**Objective**
Copy out every record below with complete accuracy.
### Task data
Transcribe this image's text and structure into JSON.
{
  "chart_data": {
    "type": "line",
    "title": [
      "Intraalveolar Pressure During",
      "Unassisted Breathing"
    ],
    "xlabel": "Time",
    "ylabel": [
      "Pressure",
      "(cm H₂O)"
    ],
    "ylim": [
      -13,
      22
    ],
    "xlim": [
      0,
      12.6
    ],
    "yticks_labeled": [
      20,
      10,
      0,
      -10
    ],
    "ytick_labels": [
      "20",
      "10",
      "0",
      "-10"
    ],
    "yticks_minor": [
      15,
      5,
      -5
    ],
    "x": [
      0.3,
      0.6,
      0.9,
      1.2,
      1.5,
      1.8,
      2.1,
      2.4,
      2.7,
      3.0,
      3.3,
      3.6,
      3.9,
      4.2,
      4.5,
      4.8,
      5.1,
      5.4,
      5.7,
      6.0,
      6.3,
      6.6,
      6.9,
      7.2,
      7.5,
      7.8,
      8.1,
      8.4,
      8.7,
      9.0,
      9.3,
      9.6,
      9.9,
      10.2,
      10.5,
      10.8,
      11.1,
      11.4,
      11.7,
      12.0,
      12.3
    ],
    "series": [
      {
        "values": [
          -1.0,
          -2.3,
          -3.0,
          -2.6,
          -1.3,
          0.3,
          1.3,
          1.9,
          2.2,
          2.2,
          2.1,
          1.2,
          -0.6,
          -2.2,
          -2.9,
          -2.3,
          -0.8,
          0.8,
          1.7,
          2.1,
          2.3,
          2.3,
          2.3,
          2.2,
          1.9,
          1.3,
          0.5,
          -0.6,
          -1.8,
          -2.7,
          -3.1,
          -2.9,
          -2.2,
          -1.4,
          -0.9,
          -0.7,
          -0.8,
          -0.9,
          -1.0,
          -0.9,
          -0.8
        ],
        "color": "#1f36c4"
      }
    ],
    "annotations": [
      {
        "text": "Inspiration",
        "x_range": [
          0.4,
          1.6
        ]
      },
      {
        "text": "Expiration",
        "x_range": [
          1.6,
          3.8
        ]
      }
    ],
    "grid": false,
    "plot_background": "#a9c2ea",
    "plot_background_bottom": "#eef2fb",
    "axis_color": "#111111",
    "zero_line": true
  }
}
######
**Result for this task**
Transcribe this image's text and structure into JSON.
{
  "chart_data": {
    "type": "line",
    "title": [
      "Intraalveolar Pressure During",
      "Unassisted Breathing"
    ],
    "xlabel": "Time",
    "ylabel": [
      "Pressure",
      "(cm H₂O)"
    ],
    "ylim": [
      -13,
      22
    ],
    "xlim": [
      0,
      12.6
    ],
    "yticks_labeled": [
      20,
      10,
      0,
      -10
    ],
    "ytick_labels": [
      "20",
      "10",
      "0",
      "-10"
    ],
    "yticks_minor": [
      15,
      5,
      -5
    ],
    "x": [
      0.3,
      0.6,
      0.9,
      1.2,
      1.5,
      1.8,
      2.1,
      2.4,
      2.7,
      3.0,
      3.3,
      3.6,
      3.9,
      4.2,
      4.5,
      4.8,
      5.1,
      5.4,
      5.7,
      6.0,
      6.3,
      6.6,
      6.9,
      7.2,
      7.5,
      7.8,
      8.1,
      8.4,
      8.7,
      9.0,
      9.3,
      9.6,
      9.9,
      10.2,
      10.5,
      10.8,
      11.1,
      11.4,
      11.7,
      12.0,
      12.3
    ],
    "series": [
      {
        "values": [
          -1.0,
          -2.3,
          -3.0,
          -2.6,
          -1.3,
          0.3,
          1.3,
          1.9,
          2.2,
          2.2,
          2.1,
          1.2,
          -0.6,
          -2.2,
          -2.9,
          -2.3,
          -0.8,
          0.8,
          1.7,
          2.1,
          2.3,
          2.3,
          2.3,
          2.2,
          1.9,
          1.3,
          0.5,
          -0.6,
          -1.8,
          -2.7,
          -3.1,
          -2.9,
          -2.2,
          -1.4,
          -0.9,
          -0.7,
          -0.8,
          -0.9,
          -1.0,
          -0.9,
          -0.8
        ],
        "color": "#1f36c4"
      }
    ],
    "annotations": [
      {
        "text": "Inspiration",
        "x_range": [
          0.4,
          1.6
        ]
      },
      {
        "text": "Expiration",
        "x_range": [
          1.6,
          3.8
        ]
      }
    ],
    "grid": false,
    "plot_background": "#a9c2ea",
    "plot_background_bottom": "#eef2fb",
    "axis_color": "#111111",
    "zero_line": true
  }
}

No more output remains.